### [Data records]
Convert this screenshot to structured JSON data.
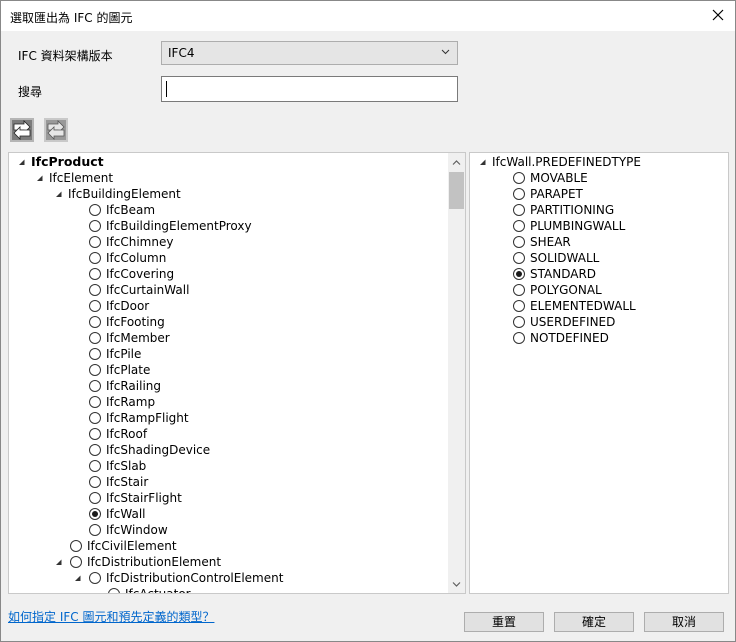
{
  "window": {
    "title": "選取匯出為 IFC 的圖元"
  },
  "schema": {
    "label": "IFC 資料架構版本",
    "value": "IFC4"
  },
  "search": {
    "label": "搜尋",
    "value": ""
  },
  "toolbar": {
    "expand_icon": "expand-all-icon",
    "collapse_icon": "collapse-all-icon"
  },
  "tree": {
    "root": "IfcProduct",
    "element": "IfcElement",
    "building_element": "IfcBuildingElement",
    "building_children": [
      "IfcBeam",
      "IfcBuildingElementProxy",
      "IfcChimney",
      "IfcColumn",
      "IfcCovering",
      "IfcCurtainWall",
      "IfcDoor",
      "IfcFooting",
      "IfcMember",
      "IfcPile",
      "IfcPlate",
      "IfcRailing",
      "IfcRamp",
      "IfcRampFlight",
      "IfcRoof",
      "IfcShadingDevice",
      "IfcSlab",
      "IfcStair",
      "IfcStairFlight",
      "IfcWall",
      "IfcWindow"
    ],
    "selected_item": "IfcWall",
    "civil_element": "IfcCivilElement",
    "distribution_element": "IfcDistributionElement",
    "distribution_control_element": "IfcDistributionControlElement",
    "partial_item": "IfcActuator"
  },
  "types": {
    "header": "IfcWall.PREDEFINEDTYPE",
    "options": [
      "MOVABLE",
      "PARAPET",
      "PARTITIONING",
      "PLUMBINGWALL",
      "SHEAR",
      "SOLIDWALL",
      "STANDARD",
      "POLYGONAL",
      "ELEMENTEDWALL",
      "USERDEFINED",
      "NOTDEFINED"
    ],
    "selected": "STANDARD"
  },
  "footer": {
    "help_link": "如何指定 IFC 圖元和預先定義的類型？",
    "reset": "重置",
    "ok": "確定",
    "cancel": "取消"
  }
}
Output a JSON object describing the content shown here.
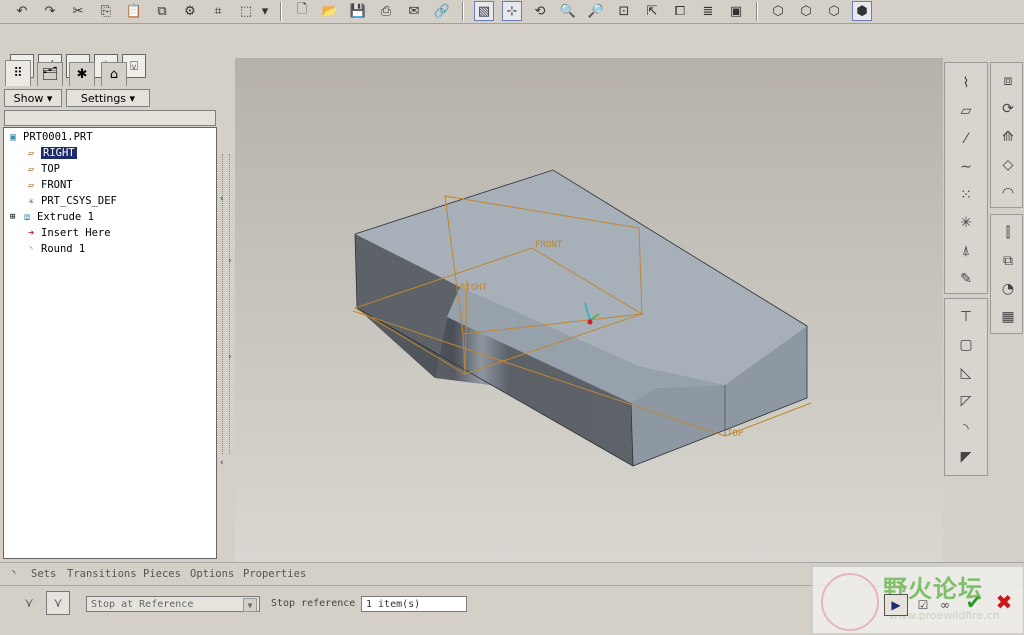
{
  "tree_root": "PRT0001.PRT",
  "tree_items": [
    {
      "label": "RIGHT"
    },
    {
      "label": "TOP"
    },
    {
      "label": "FRONT"
    },
    {
      "label": "PRT_CSYS_DEF"
    },
    {
      "label": "Extrude 1"
    },
    {
      "label": "Insert Here"
    },
    {
      "label": "Round 1"
    }
  ],
  "nav": {
    "show_label": "Show",
    "settings_label": "Settings"
  },
  "datum_labels": {
    "front": "FRONT",
    "right": "RIGHT",
    "top": "TOP"
  },
  "dashboard": {
    "tabs": [
      "Sets",
      "Transitions",
      "Pieces",
      "Options",
      "Properties"
    ],
    "mode_value": "Stop at Reference",
    "stop_ref_label": "Stop reference",
    "stop_ref_value": "1 item(s)"
  },
  "watermark": {
    "text": "野火论坛",
    "url": "www.proewildfire.cn"
  },
  "colors": {
    "accent_select": "#1c2b6e",
    "part": "#8e9aa4",
    "datum": "#c0862e"
  }
}
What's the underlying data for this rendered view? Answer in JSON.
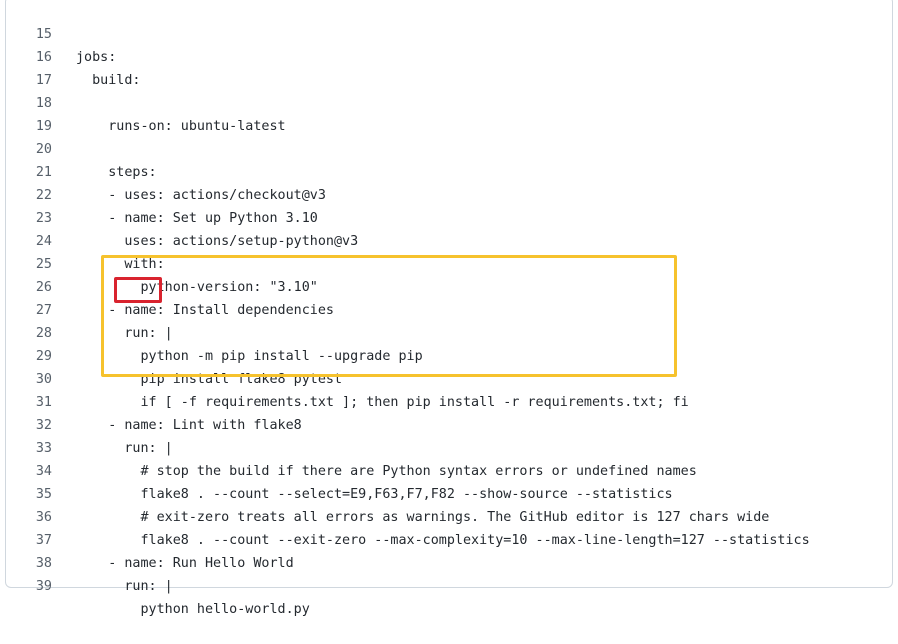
{
  "editor": {
    "lines": [
      {
        "num": "15",
        "text": "jobs:"
      },
      {
        "num": "16",
        "text": "  build:"
      },
      {
        "num": "17",
        "text": ""
      },
      {
        "num": "18",
        "text": "    runs-on: ubuntu-latest"
      },
      {
        "num": "19",
        "text": ""
      },
      {
        "num": "20",
        "text": "    steps:"
      },
      {
        "num": "21",
        "text": "    - uses: actions/checkout@v3"
      },
      {
        "num": "22",
        "text": "    - name: Set up Python 3.10"
      },
      {
        "num": "23",
        "text": "      uses: actions/setup-python@v3"
      },
      {
        "num": "24",
        "text": "      with:"
      },
      {
        "num": "25",
        "text": "        python-version: \"3.10\""
      },
      {
        "num": "26",
        "text": "    - name: Install dependencies"
      },
      {
        "num": "27",
        "text": "      run: |"
      },
      {
        "num": "28",
        "text": "        python -m pip install --upgrade pip"
      },
      {
        "num": "29",
        "text": "        pip install flake8 pytest"
      },
      {
        "num": "30",
        "text": "        if [ -f requirements.txt ]; then pip install -r requirements.txt; fi"
      },
      {
        "num": "31",
        "text": "    - name: Lint with flake8"
      },
      {
        "num": "32",
        "text": "      run: |"
      },
      {
        "num": "33",
        "text": "        # stop the build if there are Python syntax errors or undefined names"
      },
      {
        "num": "34",
        "text": "        flake8 . --count --select=E9,F63,F7,F82 --show-source --statistics"
      },
      {
        "num": "35",
        "text": "        # exit-zero treats all errors as warnings. The GitHub editor is 127 chars wide"
      },
      {
        "num": "36",
        "text": "        flake8 . --count --exit-zero --max-complexity=10 --max-line-length=127 --statistics"
      },
      {
        "num": "37",
        "text": "    - name: Run Hello World"
      },
      {
        "num": "38",
        "text": "      run: |"
      },
      {
        "num": "39",
        "text": "        python hello-world.py"
      }
    ]
  },
  "highlights": {
    "block_color": "#f6c22d",
    "run_color": "#d9232e"
  }
}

### [TO BE DONE]
Pick out every line of the listing containing the word "IfcWall", and show those lines.

### [PROBLEM SOLUTION]
      "IfcWall",
    "selected_item": "IfcWall",
    "header": "IfcWall.PREDEFINEDTYPE",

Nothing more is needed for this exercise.